◆ RECORD EXCERPTS
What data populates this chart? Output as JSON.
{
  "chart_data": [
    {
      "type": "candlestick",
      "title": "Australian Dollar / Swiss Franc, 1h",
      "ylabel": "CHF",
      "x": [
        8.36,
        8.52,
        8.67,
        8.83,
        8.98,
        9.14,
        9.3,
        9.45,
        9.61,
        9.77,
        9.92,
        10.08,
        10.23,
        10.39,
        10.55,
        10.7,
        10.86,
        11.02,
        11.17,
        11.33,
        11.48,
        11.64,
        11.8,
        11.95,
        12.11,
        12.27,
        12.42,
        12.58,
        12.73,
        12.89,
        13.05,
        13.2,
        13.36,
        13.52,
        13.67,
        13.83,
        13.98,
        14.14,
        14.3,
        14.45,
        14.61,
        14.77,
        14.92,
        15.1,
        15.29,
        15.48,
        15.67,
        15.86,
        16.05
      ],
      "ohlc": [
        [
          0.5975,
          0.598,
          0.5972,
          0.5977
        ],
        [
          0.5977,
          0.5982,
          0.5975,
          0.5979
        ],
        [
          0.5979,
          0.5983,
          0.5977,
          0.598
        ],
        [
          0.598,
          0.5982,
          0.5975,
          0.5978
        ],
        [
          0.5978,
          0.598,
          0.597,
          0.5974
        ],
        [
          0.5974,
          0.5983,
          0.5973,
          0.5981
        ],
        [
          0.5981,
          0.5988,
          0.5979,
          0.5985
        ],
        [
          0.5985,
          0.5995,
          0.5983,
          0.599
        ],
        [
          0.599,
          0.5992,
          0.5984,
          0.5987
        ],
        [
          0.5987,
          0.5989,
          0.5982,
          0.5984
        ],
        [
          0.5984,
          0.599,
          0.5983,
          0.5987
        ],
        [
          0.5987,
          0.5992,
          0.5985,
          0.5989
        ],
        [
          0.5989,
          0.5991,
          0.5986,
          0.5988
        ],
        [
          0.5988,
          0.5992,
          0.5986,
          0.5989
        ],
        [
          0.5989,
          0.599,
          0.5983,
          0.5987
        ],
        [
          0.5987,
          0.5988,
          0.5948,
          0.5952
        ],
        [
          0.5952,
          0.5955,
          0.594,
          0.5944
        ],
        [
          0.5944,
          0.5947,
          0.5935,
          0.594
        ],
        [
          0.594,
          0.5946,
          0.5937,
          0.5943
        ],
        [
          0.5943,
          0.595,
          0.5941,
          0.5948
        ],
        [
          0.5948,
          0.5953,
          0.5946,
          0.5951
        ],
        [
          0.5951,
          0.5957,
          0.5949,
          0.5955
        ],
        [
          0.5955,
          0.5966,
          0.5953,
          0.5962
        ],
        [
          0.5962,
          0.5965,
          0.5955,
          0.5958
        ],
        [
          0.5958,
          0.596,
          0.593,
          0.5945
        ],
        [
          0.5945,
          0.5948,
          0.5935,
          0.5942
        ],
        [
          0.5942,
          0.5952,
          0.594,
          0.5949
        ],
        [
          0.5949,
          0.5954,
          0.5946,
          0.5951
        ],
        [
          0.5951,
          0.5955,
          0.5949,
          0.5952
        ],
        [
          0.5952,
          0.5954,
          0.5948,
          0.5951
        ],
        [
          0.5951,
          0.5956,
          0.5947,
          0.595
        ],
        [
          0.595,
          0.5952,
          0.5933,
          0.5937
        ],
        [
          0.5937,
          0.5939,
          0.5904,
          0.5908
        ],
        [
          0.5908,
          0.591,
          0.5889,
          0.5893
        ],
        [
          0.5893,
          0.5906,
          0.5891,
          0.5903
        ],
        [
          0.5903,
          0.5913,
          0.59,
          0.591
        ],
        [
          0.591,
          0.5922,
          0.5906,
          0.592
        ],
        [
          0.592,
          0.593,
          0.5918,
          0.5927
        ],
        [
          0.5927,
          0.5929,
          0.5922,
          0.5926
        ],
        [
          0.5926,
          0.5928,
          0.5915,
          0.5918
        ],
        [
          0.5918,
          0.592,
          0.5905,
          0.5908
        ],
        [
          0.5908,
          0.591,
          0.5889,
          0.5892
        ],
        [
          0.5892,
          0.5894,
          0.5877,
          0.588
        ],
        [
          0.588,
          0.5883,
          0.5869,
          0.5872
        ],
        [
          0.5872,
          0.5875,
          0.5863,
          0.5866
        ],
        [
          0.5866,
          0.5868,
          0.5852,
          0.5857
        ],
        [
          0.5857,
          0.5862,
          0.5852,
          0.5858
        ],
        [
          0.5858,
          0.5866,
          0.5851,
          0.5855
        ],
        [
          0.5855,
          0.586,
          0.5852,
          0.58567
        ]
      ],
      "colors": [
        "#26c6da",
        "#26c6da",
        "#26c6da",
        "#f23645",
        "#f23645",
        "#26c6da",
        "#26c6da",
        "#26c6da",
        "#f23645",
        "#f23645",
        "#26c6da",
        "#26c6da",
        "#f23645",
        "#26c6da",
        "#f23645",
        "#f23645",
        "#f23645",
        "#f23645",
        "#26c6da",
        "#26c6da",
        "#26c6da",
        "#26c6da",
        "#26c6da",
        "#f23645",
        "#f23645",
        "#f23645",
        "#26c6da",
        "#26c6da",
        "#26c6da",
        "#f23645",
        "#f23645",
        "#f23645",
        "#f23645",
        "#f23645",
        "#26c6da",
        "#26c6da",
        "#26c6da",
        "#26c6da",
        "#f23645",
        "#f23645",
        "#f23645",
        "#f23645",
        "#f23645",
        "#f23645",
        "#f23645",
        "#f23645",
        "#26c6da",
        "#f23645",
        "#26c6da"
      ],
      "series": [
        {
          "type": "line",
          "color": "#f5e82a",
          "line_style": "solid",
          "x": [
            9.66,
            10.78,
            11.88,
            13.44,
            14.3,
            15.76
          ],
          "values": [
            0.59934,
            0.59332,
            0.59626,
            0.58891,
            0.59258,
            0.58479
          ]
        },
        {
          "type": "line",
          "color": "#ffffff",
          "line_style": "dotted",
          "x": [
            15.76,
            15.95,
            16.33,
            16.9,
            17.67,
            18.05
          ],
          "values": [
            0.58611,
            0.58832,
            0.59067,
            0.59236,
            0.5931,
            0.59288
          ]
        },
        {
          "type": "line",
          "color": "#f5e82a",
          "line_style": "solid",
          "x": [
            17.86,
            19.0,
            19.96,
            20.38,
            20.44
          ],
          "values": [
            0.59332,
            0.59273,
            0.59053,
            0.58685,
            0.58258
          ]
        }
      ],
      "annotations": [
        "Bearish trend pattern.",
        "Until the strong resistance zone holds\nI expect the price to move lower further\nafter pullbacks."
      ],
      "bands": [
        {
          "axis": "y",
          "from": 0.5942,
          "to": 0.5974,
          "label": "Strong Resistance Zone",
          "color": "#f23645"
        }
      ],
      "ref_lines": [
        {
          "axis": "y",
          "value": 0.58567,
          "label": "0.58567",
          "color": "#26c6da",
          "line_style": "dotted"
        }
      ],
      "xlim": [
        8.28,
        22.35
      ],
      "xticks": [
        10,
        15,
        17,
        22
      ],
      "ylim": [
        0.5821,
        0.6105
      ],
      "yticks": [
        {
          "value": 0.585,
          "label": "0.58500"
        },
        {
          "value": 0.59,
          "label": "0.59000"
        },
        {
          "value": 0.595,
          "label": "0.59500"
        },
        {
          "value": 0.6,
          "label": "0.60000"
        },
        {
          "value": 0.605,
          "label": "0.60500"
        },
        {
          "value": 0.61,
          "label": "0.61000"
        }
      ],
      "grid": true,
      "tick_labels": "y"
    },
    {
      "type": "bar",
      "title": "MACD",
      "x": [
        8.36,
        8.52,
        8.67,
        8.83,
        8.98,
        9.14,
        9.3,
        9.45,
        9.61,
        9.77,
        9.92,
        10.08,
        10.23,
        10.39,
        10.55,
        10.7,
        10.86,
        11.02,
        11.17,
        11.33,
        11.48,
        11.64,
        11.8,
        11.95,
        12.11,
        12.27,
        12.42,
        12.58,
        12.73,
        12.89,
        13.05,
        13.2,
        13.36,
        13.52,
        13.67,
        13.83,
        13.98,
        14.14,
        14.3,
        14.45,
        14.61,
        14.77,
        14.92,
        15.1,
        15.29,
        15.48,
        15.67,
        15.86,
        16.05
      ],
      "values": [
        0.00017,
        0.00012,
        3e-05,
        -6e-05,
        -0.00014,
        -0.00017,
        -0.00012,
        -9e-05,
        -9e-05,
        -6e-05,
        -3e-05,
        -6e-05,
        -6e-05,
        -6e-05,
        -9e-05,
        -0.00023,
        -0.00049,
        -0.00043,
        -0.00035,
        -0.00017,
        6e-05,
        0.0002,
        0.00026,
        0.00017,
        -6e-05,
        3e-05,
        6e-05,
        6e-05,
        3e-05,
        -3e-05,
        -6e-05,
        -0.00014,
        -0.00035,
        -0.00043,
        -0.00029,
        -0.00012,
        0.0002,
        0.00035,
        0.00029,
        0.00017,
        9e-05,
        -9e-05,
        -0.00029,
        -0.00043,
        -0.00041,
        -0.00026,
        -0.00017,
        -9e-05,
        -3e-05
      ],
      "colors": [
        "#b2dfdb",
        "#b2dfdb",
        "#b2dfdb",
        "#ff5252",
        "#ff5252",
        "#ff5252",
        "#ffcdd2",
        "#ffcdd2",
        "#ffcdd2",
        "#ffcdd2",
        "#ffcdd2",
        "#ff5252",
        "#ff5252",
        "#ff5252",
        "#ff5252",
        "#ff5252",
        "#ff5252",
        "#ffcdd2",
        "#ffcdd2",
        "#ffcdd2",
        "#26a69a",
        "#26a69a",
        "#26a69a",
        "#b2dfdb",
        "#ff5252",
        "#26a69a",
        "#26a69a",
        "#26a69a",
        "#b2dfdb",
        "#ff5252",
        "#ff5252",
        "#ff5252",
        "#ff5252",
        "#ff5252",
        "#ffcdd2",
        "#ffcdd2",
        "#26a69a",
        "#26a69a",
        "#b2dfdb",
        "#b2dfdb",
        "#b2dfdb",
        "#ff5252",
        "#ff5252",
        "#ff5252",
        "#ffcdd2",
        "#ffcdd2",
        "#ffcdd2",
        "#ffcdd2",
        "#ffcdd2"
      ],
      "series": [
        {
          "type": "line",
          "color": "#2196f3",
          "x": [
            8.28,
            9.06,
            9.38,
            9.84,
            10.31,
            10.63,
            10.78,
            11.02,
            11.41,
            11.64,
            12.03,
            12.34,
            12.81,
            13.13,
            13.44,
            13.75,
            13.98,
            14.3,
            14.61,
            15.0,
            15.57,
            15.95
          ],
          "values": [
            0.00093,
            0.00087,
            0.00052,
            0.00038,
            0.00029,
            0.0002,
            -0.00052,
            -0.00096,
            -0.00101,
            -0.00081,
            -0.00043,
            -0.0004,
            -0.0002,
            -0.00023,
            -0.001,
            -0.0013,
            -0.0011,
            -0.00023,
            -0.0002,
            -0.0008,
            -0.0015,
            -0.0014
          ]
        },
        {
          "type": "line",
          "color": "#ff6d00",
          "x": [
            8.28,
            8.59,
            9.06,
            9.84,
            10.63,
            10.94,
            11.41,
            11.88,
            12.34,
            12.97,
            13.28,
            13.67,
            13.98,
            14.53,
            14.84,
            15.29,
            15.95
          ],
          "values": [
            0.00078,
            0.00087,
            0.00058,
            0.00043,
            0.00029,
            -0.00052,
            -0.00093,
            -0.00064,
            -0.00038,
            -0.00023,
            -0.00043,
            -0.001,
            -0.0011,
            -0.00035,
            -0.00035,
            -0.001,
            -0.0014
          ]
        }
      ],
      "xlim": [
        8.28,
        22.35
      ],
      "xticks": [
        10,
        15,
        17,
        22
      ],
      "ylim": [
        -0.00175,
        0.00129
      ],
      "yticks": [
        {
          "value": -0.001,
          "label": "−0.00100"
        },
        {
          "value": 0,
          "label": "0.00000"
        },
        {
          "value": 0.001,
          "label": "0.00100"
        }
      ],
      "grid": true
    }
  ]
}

◆ REQUIREMENT
Provide the count, and nothing else, of lines in the data above where the word "dotted" occurs.

◆ ANSWER TO THIS PROBLEM
2